● Task
Transcribe every entry below word for word, but skip the pictures.

● Input records

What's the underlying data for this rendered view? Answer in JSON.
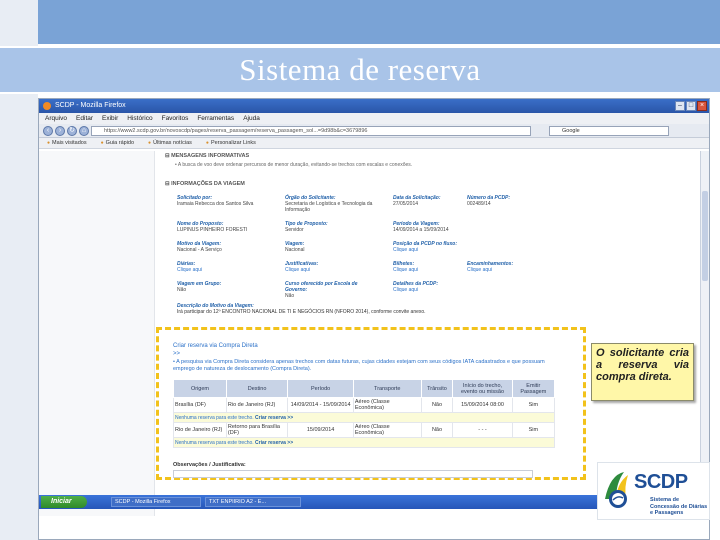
{
  "slide": {
    "title": "Sistema de reserva",
    "callout": "O solicitante cria a reserva via compra direta."
  },
  "browser": {
    "title": "SCDP - Mozilla Firefox",
    "menu": [
      "Arquivo",
      "Editar",
      "Exibir",
      "Histórico",
      "Favoritos",
      "Ferramentas",
      "Ajuda"
    ],
    "url": "https://www2.scdp.gov.br/novoscdp/pages/reserva_passagem/reserva_passagem_sol...=9d98b&c=3679896",
    "search": "Google",
    "bookmarks": [
      "Mais visitados",
      "Guia rápido",
      "Últimas notícias",
      "Personalizar Links"
    ]
  },
  "page": {
    "messages_header": "MENSAGENS INFORMATIVAS",
    "messages_text": "A busca de voo deve ordenar percursos de menor duração, evitando-se trechos com escalas e conexões.",
    "trip_header": "INFORMAÇÕES DA VIAGEM",
    "fields": [
      {
        "label": "Solicitado por:",
        "value": "Iramaia Rebecca dos Santos Silva"
      },
      {
        "label": "Órgão do Solicitante:",
        "value": "Secretaria de Logística e Tecnologia da Informação"
      },
      {
        "label": "Data da Solicitação:",
        "value": "27/05/2014"
      },
      {
        "label": "Número da PCDP:",
        "value": "002489/14"
      },
      {
        "label": "Nome do Proposto:",
        "value": "LUPINUS PINHEIRO FORESTI"
      },
      {
        "label": "Tipo de Proposto:",
        "value": "Servidor"
      },
      {
        "label": "Período da Viagem:",
        "value": "14/09/2014 a 15/09/2014"
      },
      {
        "label": "Motivo da Viagem:",
        "value": "Nacional - A Serviço"
      },
      {
        "label": "Viagem:",
        "value": "Nacional"
      },
      {
        "label": "Posição da PCDP no fluxo:",
        "link": "Clique aqui"
      },
      {
        "label": "Diárias:",
        "link": "Clique aqui"
      },
      {
        "label": "Justificativas:",
        "link": "Clique aqui"
      },
      {
        "label": "Bilhetes:",
        "link": "Clique aqui"
      },
      {
        "label": "Encaminhamentos:",
        "link": "Clique aqui"
      },
      {
        "label": "Viagem em Grupo:",
        "value": "Não"
      },
      {
        "label": "Curso oferecido por Escola de Governo:",
        "value": "Não"
      },
      {
        "label": "Detalhes da PCDP:",
        "link": "Clique aqui"
      }
    ],
    "description_label": "Descrição do Motivo da Viagem:",
    "description_text": "Irá participar do 12º ENCONTRO NACIONAL DE TI E NEGÓCIOS RN (NFORO 2014), conforme convite anexo."
  },
  "reserva": {
    "title": "Criar reserva via Compra Direta",
    "arrow": ">>",
    "note": "A pesquisa via Compra Direta considera apenas trechos com datas futuras, cujas cidades estejam com seus códigos IATA cadastrados e que possuam emprego de natureza de deslocamento (Compra Direta).",
    "columns": [
      "Origem",
      "Destino",
      "Período",
      "Transporte",
      "Trânsito",
      "Início do trecho, evento ou missão",
      "Emitir Passagem"
    ],
    "rows": [
      {
        "cells": [
          "Brasília (DF)",
          "Rio de Janeiro (RJ)",
          "14/09/2014 - 15/09/2014",
          "Aéreo (Classe Econômica)",
          "Não",
          "15/09/2014 08:00",
          "Sim"
        ],
        "notice": "Nenhuma reserva para este trecho.",
        "action": "Criar reserva >>"
      },
      {
        "cells": [
          "Rio de Janeiro (RJ)",
          "Retorno para Brasília (DF)",
          "15/09/2014",
          "Aéreo (Classe Econômica)",
          "Não",
          "- - -",
          "Sim"
        ],
        "notice": "Nenhuma reserva para este trecho.",
        "action": "Criar reserva >>"
      }
    ],
    "observations": "Observações / Justificativa:"
  },
  "taskbar": {
    "start": "Iniciar",
    "tasks": [
      "SCDP - Mozilla Firefox",
      "TXT ENPIIRIO A2 - E..."
    ]
  },
  "logo": {
    "name": "SCDP",
    "subtitle": "Sistema de Concessão de Diárias e Passagens"
  }
}
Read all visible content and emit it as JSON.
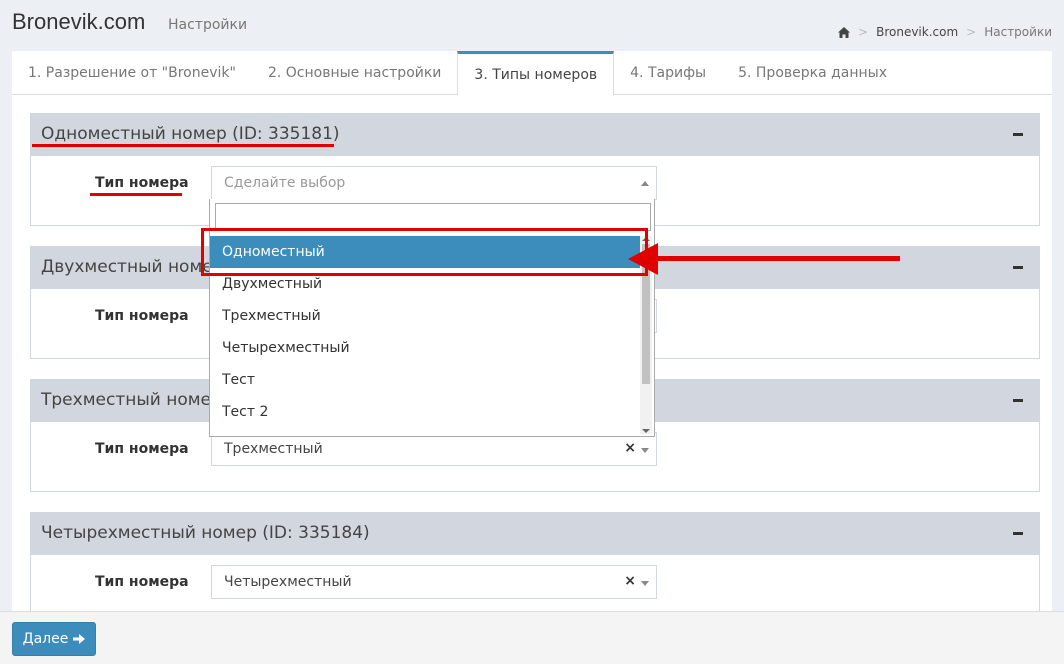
{
  "header": {
    "title": "Bronevik.com",
    "subtitle": "Настройки",
    "breadcrumb": {
      "home_icon": "home-icon",
      "site": "Bronevik.com",
      "current": "Настройки"
    }
  },
  "tabs": [
    {
      "label": "1. Разрешение от \"Bronevik\"",
      "active": false
    },
    {
      "label": "2. Основные настройки",
      "active": false
    },
    {
      "label": "3. Типы номеров",
      "active": true
    },
    {
      "label": "4. Тарифы",
      "active": false
    },
    {
      "label": "5. Проверка данных",
      "active": false
    }
  ],
  "rooms": [
    {
      "title": "Одноместный номер (ID: 335181)",
      "field_label": "Тип номера",
      "value": "",
      "placeholder": "Сделайте выбор",
      "open": true
    },
    {
      "title": "Двухместный номер",
      "field_label": "Тип номера",
      "value": "",
      "placeholder": ""
    },
    {
      "title": "Трехместный номер",
      "field_label": "Тип номера",
      "value": "Трехместный",
      "clear": "×"
    },
    {
      "title": "Четырехместный номер (ID: 335184)",
      "field_label": "Тип номера",
      "value": "Четырехместный",
      "clear": "×"
    }
  ],
  "dropdown": {
    "search_value": "",
    "options": [
      "Одноместный",
      "Двухместный",
      "Трехместный",
      "Четырехместный",
      "Тест",
      "Тест 2"
    ],
    "highlighted_index": 0
  },
  "footer": {
    "next_label": "Далее",
    "next_icon": "arrow-right-icon"
  },
  "colors": {
    "accent": "#3c8dbc",
    "annotation": "#e00000",
    "box_header": "#d2d6de",
    "background": "#ecf0f5"
  }
}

● Answer to this exercise
What's the underlying data for this rendered view? Answer in JSON.
{
  "slide": {
    "title": "Sistema de reserva",
    "callout": "O solicitante cria a reserva via compra direta."
  },
  "browser": {
    "title": "SCDP - Mozilla Firefox",
    "menu": [
      "Arquivo",
      "Editar",
      "Exibir",
      "Histórico",
      "Favoritos",
      "Ferramentas",
      "Ajuda"
    ],
    "url": "https://www2.scdp.gov.br/novoscdp/pages/reserva_passagem/reserva_passagem_sol...=9d98b&c=3679896",
    "search": "Google",
    "bookmarks": [
      "Mais visitados",
      "Guia rápido",
      "Últimas notícias",
      "Personalizar Links"
    ]
  },
  "page": {
    "messages_header": "MENSAGENS INFORMATIVAS",
    "messages_text": "A busca de voo deve ordenar percursos de menor duração, evitando-se trechos com escalas e conexões.",
    "trip_header": "INFORMAÇÕES DA VIAGEM",
    "fields": [
      {
        "label": "Solicitado por:",
        "value": "Iramaia Rebecca dos Santos Silva"
      },
      {
        "label": "Órgão do Solicitante:",
        "value": "Secretaria de Logística e Tecnologia da Informação"
      },
      {
        "label": "Data da Solicitação:",
        "value": "27/05/2014"
      },
      {
        "label": "Número da PCDP:",
        "value": "002489/14"
      },
      {
        "label": "Nome do Proposto:",
        "value": "LUPINUS PINHEIRO FORESTI"
      },
      {
        "label": "Tipo de Proposto:",
        "value": "Servidor"
      },
      {
        "label": "Período da Viagem:",
        "value": "14/09/2014 a 15/09/2014"
      },
      {
        "label": "Motivo da Viagem:",
        "value": "Nacional - A Serviço"
      },
      {
        "label": "Viagem:",
        "value": "Nacional"
      },
      {
        "label": "Posição da PCDP no fluxo:",
        "link": "Clique aqui"
      },
      {
        "label": "Diárias:",
        "link": "Clique aqui"
      },
      {
        "label": "Justificativas:",
        "link": "Clique aqui"
      },
      {
        "label": "Bilhetes:",
        "link": "Clique aqui"
      },
      {
        "label": "Encaminhamentos:",
        "link": "Clique aqui"
      },
      {
        "label": "Viagem em Grupo:",
        "value": "Não"
      },
      {
        "label": "Curso oferecido por Escola de Governo:",
        "value": "Não"
      },
      {
        "label": "Detalhes da PCDP:",
        "link": "Clique aqui"
      }
    ],
    "description_label": "Descrição do Motivo da Viagem:",
    "description_text": "Irá participar do 12º ENCONTRO NACIONAL DE TI E NEGÓCIOS RN (NFORO 2014), conforme convite anexo."
  },
  "reserva": {
    "title": "Criar reserva via Compra Direta",
    "arrow": ">>",
    "note": "A pesquisa via Compra Direta considera apenas trechos com datas futuras, cujas cidades estejam com seus códigos IATA cadastrados e que possuam emprego de natureza de deslocamento (Compra Direta).",
    "columns": [
      "Origem",
      "Destino",
      "Período",
      "Transporte",
      "Trânsito",
      "Início do trecho, evento ou missão",
      "Emitir Passagem"
    ],
    "rows": [
      {
        "cells": [
          "Brasília (DF)",
          "Rio de Janeiro (RJ)",
          "14/09/2014 - 15/09/2014",
          "Aéreo (Classe Econômica)",
          "Não",
          "15/09/2014 08:00",
          "Sim"
        ],
        "notice": "Nenhuma reserva para este trecho.",
        "action": "Criar reserva >>"
      },
      {
        "cells": [
          "Rio de Janeiro (RJ)",
          "Retorno para Brasília (DF)",
          "15/09/2014",
          "Aéreo (Classe Econômica)",
          "Não",
          "- - -",
          "Sim"
        ],
        "notice": "Nenhuma reserva para este trecho.",
        "action": "Criar reserva >>"
      }
    ],
    "observations": "Observações / Justificativa:"
  },
  "taskbar": {
    "start": "Iniciar",
    "tasks": [
      "SCDP - Mozilla Firefox",
      "TXT ENPIIRIO A2 - E..."
    ]
  },
  "logo": {
    "name": "SCDP",
    "subtitle": "Sistema de Concessão de Diárias e Passagens"
  }
}
Read all visible content and emit it as JSON.
{
  "header": {
    "title": "Bronevik.com",
    "subtitle": "Настройки",
    "breadcrumb": {
      "home_icon": "home-icon",
      "site": "Bronevik.com",
      "current": "Настройки"
    }
  },
  "tabs": [
    {
      "label": "1. Разрешение от \"Bronevik\"",
      "active": false
    },
    {
      "label": "2. Основные настройки",
      "active": false
    },
    {
      "label": "3. Типы номеров",
      "active": true
    },
    {
      "label": "4. Тарифы",
      "active": false
    },
    {
      "label": "5. Проверка данных",
      "active": false
    }
  ],
  "rooms": [
    {
      "title": "Одноместный номер (ID: 335181)",
      "field_label": "Тип номера",
      "value": "",
      "placeholder": "Сделайте выбор",
      "open": true
    },
    {
      "title": "Двухместный номер",
      "field_label": "Тип номера",
      "value": "",
      "placeholder": ""
    },
    {
      "title": "Трехместный номер",
      "field_label": "Тип номера",
      "value": "Трехместный",
      "clear": "×"
    },
    {
      "title": "Четырехместный номер (ID: 335184)",
      "field_label": "Тип номера",
      "value": "Четырехместный",
      "clear": "×"
    }
  ],
  "dropdown": {
    "search_value": "",
    "options": [
      "Одноместный",
      "Двухместный",
      "Трехместный",
      "Четырехместный",
      "Тест",
      "Тест 2"
    ],
    "highlighted_index": 0
  },
  "footer": {
    "next_label": "Далее",
    "next_icon": "arrow-right-icon"
  },
  "colors": {
    "accent": "#3c8dbc",
    "annotation": "#e00000",
    "box_header": "#d2d6de",
    "background": "#ecf0f5"
  }
}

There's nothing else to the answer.